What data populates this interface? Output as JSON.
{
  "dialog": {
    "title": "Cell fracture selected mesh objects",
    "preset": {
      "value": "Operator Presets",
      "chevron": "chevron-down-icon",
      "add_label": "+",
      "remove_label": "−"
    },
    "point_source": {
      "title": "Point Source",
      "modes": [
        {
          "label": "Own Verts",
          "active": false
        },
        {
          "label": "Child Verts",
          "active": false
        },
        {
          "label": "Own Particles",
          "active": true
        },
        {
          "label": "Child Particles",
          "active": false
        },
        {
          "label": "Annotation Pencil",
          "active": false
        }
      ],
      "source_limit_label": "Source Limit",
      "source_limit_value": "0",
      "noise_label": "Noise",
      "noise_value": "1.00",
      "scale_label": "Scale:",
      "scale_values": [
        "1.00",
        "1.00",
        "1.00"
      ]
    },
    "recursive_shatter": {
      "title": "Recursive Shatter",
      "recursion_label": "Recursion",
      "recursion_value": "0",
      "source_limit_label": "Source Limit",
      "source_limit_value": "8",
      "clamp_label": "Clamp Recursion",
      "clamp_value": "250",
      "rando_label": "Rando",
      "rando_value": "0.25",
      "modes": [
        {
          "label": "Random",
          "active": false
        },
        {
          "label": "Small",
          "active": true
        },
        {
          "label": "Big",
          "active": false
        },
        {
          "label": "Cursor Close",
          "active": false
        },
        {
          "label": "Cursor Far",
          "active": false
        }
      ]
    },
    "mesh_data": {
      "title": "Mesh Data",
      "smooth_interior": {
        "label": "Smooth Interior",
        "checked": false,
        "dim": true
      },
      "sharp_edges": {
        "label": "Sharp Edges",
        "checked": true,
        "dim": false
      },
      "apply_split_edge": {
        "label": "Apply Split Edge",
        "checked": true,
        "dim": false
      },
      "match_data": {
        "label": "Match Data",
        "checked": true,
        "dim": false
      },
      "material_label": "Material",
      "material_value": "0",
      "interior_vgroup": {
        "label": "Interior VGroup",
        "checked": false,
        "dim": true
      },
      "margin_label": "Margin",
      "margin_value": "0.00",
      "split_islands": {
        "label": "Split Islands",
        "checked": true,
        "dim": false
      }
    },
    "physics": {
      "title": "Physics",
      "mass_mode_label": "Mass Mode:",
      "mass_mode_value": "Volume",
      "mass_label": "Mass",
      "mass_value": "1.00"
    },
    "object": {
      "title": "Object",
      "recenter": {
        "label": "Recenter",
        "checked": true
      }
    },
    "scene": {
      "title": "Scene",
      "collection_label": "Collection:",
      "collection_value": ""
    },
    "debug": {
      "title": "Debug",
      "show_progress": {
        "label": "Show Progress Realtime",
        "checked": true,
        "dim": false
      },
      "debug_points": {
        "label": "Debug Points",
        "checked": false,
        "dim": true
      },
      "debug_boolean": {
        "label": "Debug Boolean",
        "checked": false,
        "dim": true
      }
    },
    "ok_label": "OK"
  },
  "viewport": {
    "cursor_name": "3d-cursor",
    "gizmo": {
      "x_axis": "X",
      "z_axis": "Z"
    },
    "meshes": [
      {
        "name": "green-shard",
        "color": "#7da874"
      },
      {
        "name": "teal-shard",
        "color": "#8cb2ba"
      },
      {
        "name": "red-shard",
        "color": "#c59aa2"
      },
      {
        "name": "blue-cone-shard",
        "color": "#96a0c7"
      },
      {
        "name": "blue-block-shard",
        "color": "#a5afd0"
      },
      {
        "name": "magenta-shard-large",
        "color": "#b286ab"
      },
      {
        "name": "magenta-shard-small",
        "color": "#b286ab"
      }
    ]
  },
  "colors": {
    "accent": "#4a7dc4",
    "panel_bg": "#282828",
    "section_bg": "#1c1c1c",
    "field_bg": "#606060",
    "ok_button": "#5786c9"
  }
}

◇ ◇ ◇ ◇

TO BE DONE ▸ Please repeat all the records above exactly as they appear.

THE OUTPUT ▸
What data populates this interface? Output as JSON.
{
  "dialog": {
    "title": "Cell fracture selected mesh objects",
    "preset": {
      "value": "Operator Presets",
      "chevron": "chevron-down-icon",
      "add_label": "+",
      "remove_label": "−"
    },
    "point_source": {
      "title": "Point Source",
      "modes": [
        {
          "label": "Own Verts",
          "active": false
        },
        {
          "label": "Child Verts",
          "active": false
        },
        {
          "label": "Own Particles",
          "active": true
        },
        {
          "label": "Child Particles",
          "active": false
        },
        {
          "label": "Annotation Pencil",
          "active": false
        }
      ],
      "source_limit_label": "Source Limit",
      "source_limit_value": "0",
      "noise_label": "Noise",
      "noise_value": "1.00",
      "scale_label": "Scale:",
      "scale_values": [
        "1.00",
        "1.00",
        "1.00"
      ]
    },
    "recursive_shatter": {
      "title": "Recursive Shatter",
      "recursion_label": "Recursion",
      "recursion_value": "0",
      "source_limit_label": "Source Limit",
      "source_limit_value": "8",
      "clamp_label": "Clamp Recursion",
      "clamp_value": "250",
      "rando_label": "Rando",
      "rando_value": "0.25",
      "modes": [
        {
          "label": "Random",
          "active": false
        },
        {
          "label": "Small",
          "active": true
        },
        {
          "label": "Big",
          "active": false
        },
        {
          "label": "Cursor Close",
          "active": false
        },
        {
          "label": "Cursor Far",
          "active": false
        }
      ]
    },
    "mesh_data": {
      "title": "Mesh Data",
      "smooth_interior": {
        "label": "Smooth Interior",
        "checked": false,
        "dim": true
      },
      "sharp_edges": {
        "label": "Sharp Edges",
        "checked": true,
        "dim": false
      },
      "apply_split_edge": {
        "label": "Apply Split Edge",
        "checked": true,
        "dim": false
      },
      "match_data": {
        "label": "Match Data",
        "checked": true,
        "dim": false
      },
      "material_label": "Material",
      "material_value": "0",
      "interior_vgroup": {
        "label": "Interior VGroup",
        "checked": false,
        "dim": true
      },
      "margin_label": "Margin",
      "margin_value": "0.00",
      "split_islands": {
        "label": "Split Islands",
        "checked": true,
        "dim": false
      }
    },
    "physics": {
      "title": "Physics",
      "mass_mode_label": "Mass Mode:",
      "mass_mode_value": "Volume",
      "mass_label": "Mass",
      "mass_value": "1.00"
    },
    "object": {
      "title": "Object",
      "recenter": {
        "label": "Recenter",
        "checked": true
      }
    },
    "scene": {
      "title": "Scene",
      "collection_label": "Collection:",
      "collection_value": ""
    },
    "debug": {
      "title": "Debug",
      "show_progress": {
        "label": "Show Progress Realtime",
        "checked": true,
        "dim": false
      },
      "debug_points": {
        "label": "Debug Points",
        "checked": false,
        "dim": true
      },
      "debug_boolean": {
        "label": "Debug Boolean",
        "checked": false,
        "dim": true
      }
    },
    "ok_label": "OK"
  },
  "viewport": {
    "cursor_name": "3d-cursor",
    "gizmo": {
      "x_axis": "X",
      "z_axis": "Z"
    },
    "meshes": [
      {
        "name": "green-shard",
        "color": "#7da874"
      },
      {
        "name": "teal-shard",
        "color": "#8cb2ba"
      },
      {
        "name": "red-shard",
        "color": "#c59aa2"
      },
      {
        "name": "blue-cone-shard",
        "color": "#96a0c7"
      },
      {
        "name": "blue-block-shard",
        "color": "#a5afd0"
      },
      {
        "name": "magenta-shard-large",
        "color": "#b286ab"
      },
      {
        "name": "magenta-shard-small",
        "color": "#b286ab"
      }
    ]
  },
  "colors": {
    "accent": "#4a7dc4",
    "panel_bg": "#282828",
    "section_bg": "#1c1c1c",
    "field_bg": "#606060",
    "ok_button": "#5786c9"
  }
}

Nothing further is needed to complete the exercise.